= PROBLEM DETAILS =
Starting at the line with "Give me the" and stopping at the final line, retype the data below exactly; do not carry over any pictures.

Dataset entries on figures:
-- start --
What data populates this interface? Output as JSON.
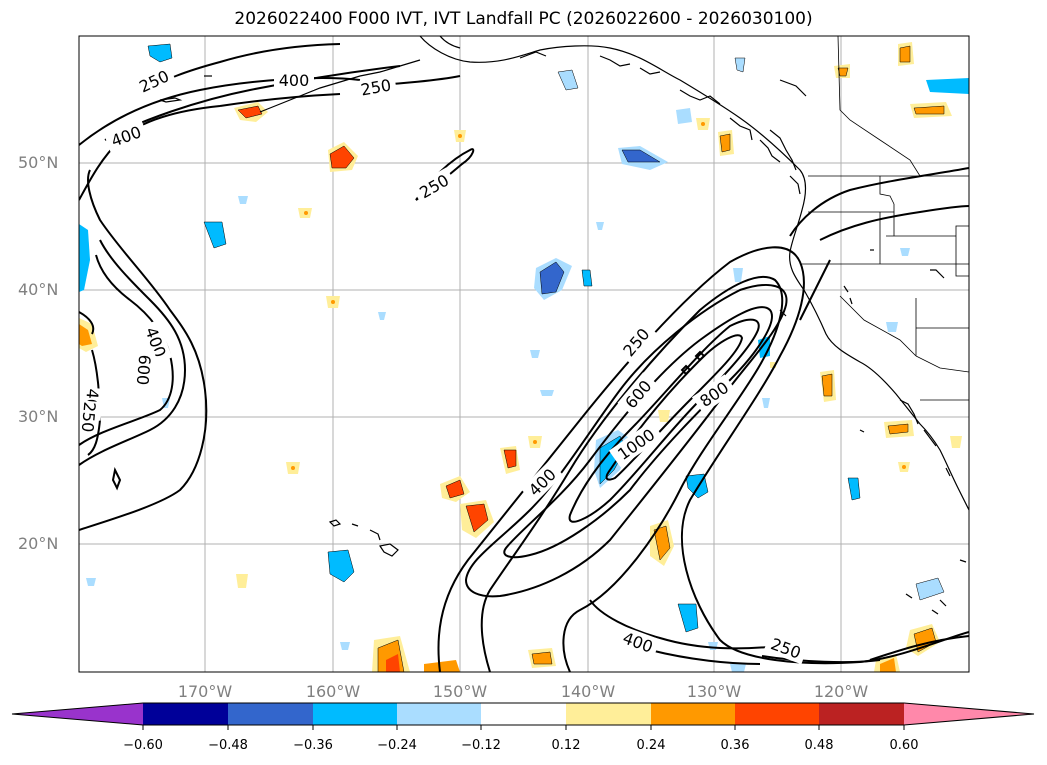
{
  "title": "2026022400 F000 IVT, IVT Landfall PC (2026022600 - 2026030100)",
  "lat_labels": [
    "50°N",
    "40°N",
    "30°N",
    "20°N"
  ],
  "lon_labels": [
    "170°W",
    "160°W",
    "150°W",
    "140°W",
    "130°W",
    "120°W"
  ],
  "contour_labels": {
    "c250_top_left": "250",
    "c400_top": "400",
    "c250_top_mid": "250",
    "c400_left_top": "400",
    "c250_mid": "250",
    "c400_left": "400",
    "c600_left": "600",
    "c400_left_low": "400",
    "c250_left_low": "250",
    "c250_ar": "250",
    "c600_ar": "600",
    "c800_ar": "800",
    "c1000_ar": "1000",
    "c400_ar": "400",
    "c400_bottom": "400",
    "c250_bottom": "250"
  },
  "colorbar": {
    "ticks": [
      "−0.60",
      "−0.48",
      "−0.36",
      "−0.24",
      "−0.12",
      "0.12",
      "0.24",
      "0.36",
      "0.48",
      "0.60"
    ],
    "colors": [
      "#9933cc",
      "#000099",
      "#3366cc",
      "#00bbff",
      "#aaddff",
      "#ffffff",
      "#ffee99",
      "#ff9900",
      "#ff4400",
      "#bb2222",
      "#ff88aa"
    ]
  }
}
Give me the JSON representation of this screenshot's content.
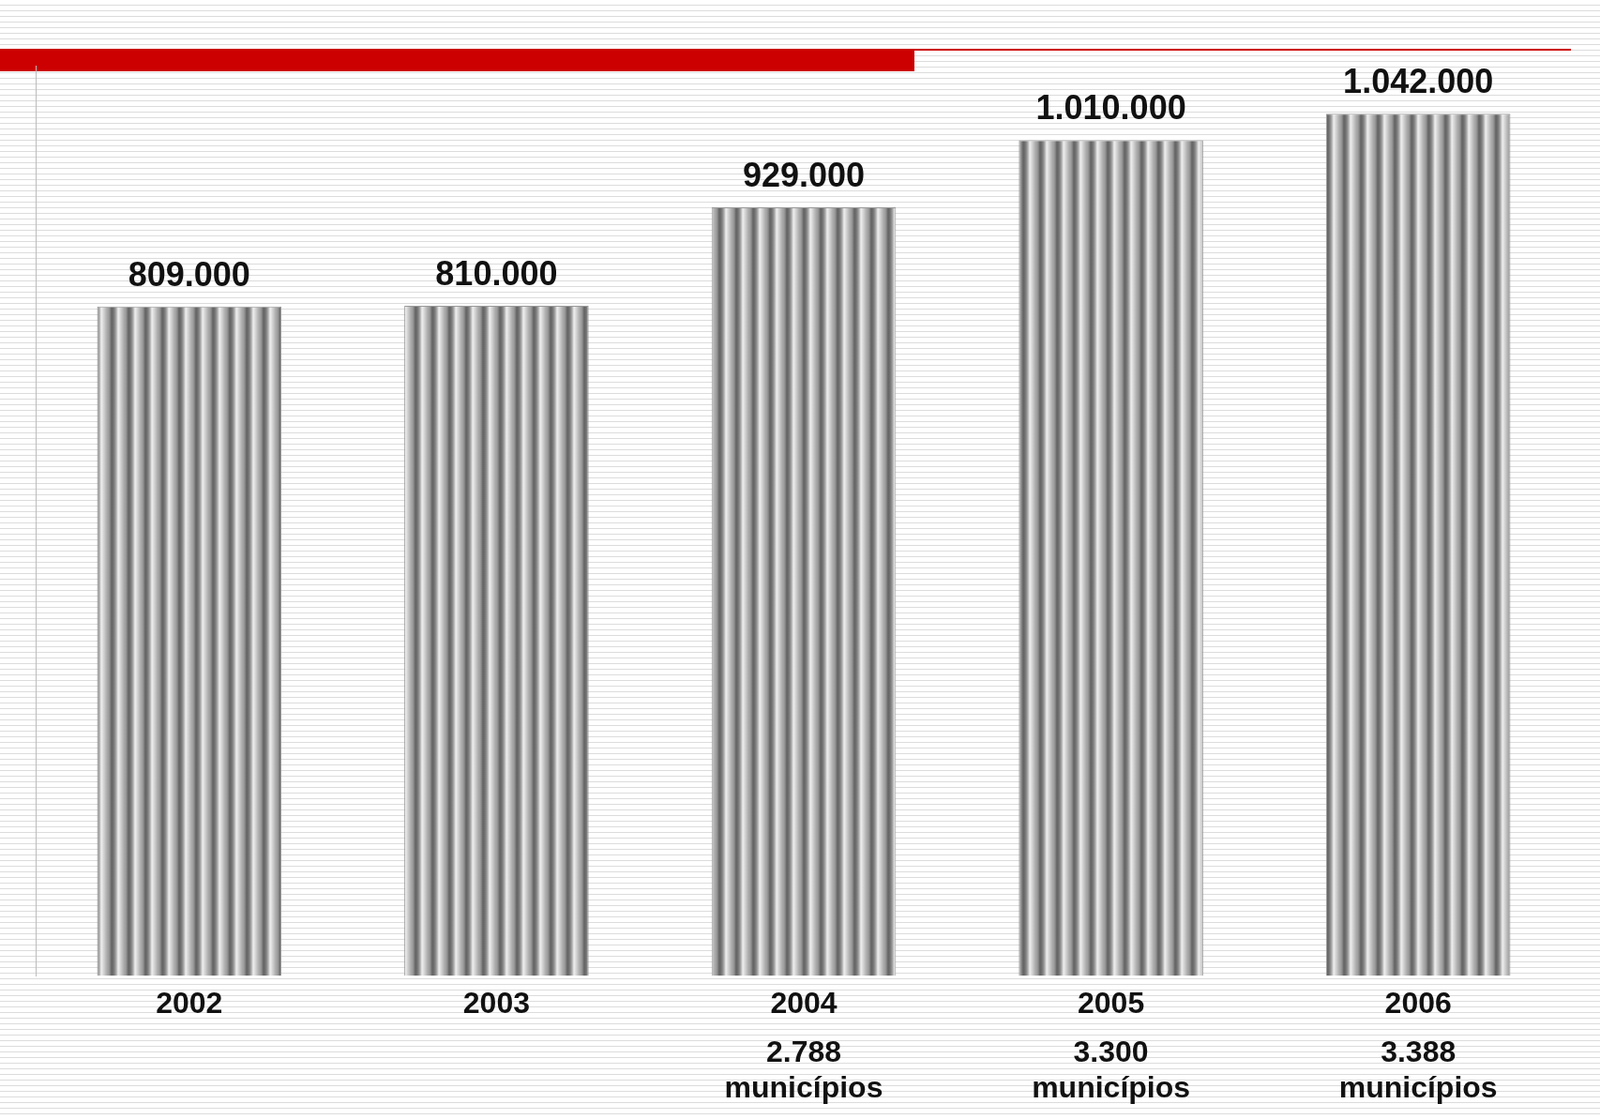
{
  "chart_data": {
    "type": "bar",
    "categories": [
      "2002",
      "2003",
      "2004",
      "2005",
      "2006"
    ],
    "values": [
      809000,
      810000,
      929000,
      1010000,
      1042000
    ],
    "value_labels": [
      "809.000",
      "810.000",
      "929.000",
      "1.010.000",
      "1.042.000"
    ],
    "data_labels": true,
    "color": "#9a9a9a",
    "ylim": [
      0,
      1100000
    ],
    "tick_labels": "x",
    "grid": false,
    "annotations": [
      {
        "category": "2004",
        "text": "2.788 municípios"
      },
      {
        "category": "2005",
        "text": "3.300 municípios"
      },
      {
        "category": "2006",
        "text": "3.388 municípios"
      }
    ]
  }
}
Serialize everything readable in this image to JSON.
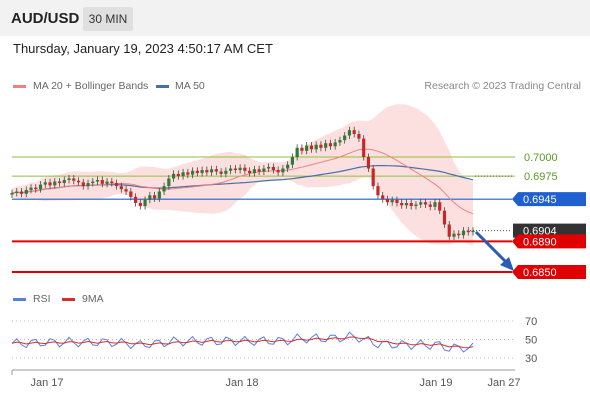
-- end --
= SOLUTION TO THIS PROBLEM =
Give me the JSON representation of this screenshot's content.
{
  "chart_data": {
    "type": "bar",
    "categories": [
      "2002",
      "2003",
      "2004",
      "2005",
      "2006"
    ],
    "values": [
      809000,
      810000,
      929000,
      1010000,
      1042000
    ],
    "value_labels": [
      "809.000",
      "810.000",
      "929.000",
      "1.010.000",
      "1.042.000"
    ],
    "data_labels": true,
    "color": "#9a9a9a",
    "ylim": [
      0,
      1100000
    ],
    "tick_labels": "x",
    "grid": false,
    "annotations": [
      {
        "category": "2004",
        "text": "2.788 municípios"
      },
      {
        "category": "2005",
        "text": "3.300 municípios"
      },
      {
        "category": "2006",
        "text": "3.388 municípios"
      }
    ]
  }
}
Serialize everything readable in this image to JSON.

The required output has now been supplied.